**Data listing:**
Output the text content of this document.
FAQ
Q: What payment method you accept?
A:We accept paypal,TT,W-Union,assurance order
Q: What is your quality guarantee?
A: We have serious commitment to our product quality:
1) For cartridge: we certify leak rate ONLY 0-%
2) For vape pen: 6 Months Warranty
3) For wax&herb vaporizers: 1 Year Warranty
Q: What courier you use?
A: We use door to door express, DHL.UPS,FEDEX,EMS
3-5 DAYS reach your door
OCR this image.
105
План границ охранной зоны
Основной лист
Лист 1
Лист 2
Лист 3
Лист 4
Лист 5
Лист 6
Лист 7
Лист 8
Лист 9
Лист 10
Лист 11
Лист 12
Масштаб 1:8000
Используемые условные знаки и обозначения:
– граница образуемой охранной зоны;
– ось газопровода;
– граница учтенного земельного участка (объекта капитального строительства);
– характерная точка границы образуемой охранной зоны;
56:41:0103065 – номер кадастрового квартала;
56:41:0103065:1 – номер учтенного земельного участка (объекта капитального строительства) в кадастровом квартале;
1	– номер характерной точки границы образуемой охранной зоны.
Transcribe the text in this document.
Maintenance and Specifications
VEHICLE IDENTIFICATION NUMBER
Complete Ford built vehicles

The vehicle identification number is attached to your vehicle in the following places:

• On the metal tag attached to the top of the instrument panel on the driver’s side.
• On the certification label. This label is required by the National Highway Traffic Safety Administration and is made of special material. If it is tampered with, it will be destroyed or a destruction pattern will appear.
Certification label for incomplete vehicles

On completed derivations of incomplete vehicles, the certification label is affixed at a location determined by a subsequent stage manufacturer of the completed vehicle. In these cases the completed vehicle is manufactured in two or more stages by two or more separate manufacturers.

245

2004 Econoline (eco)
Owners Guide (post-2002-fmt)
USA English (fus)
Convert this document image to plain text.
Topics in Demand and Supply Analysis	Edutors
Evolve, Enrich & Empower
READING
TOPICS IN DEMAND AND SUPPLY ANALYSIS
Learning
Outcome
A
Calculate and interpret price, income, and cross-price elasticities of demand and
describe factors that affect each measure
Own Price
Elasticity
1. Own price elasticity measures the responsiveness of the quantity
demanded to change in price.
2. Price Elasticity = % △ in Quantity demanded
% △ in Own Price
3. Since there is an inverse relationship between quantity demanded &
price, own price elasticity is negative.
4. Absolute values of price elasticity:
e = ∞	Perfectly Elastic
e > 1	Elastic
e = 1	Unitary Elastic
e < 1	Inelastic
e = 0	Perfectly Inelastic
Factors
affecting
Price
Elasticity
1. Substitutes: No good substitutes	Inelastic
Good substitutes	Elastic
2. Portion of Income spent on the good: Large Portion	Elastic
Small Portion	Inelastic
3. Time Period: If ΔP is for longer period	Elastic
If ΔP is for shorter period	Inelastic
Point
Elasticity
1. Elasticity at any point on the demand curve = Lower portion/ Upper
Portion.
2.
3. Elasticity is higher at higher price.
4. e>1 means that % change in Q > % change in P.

**What needs to be done:**
Copy out each line in the preceding records that contains "образуемой".

**Response to this task:**
– граница образуемой охранной зоны;
– характерная точка границы образуемой охранной зоны;
1	– номер характерной точки границы образуемой охранной зоны.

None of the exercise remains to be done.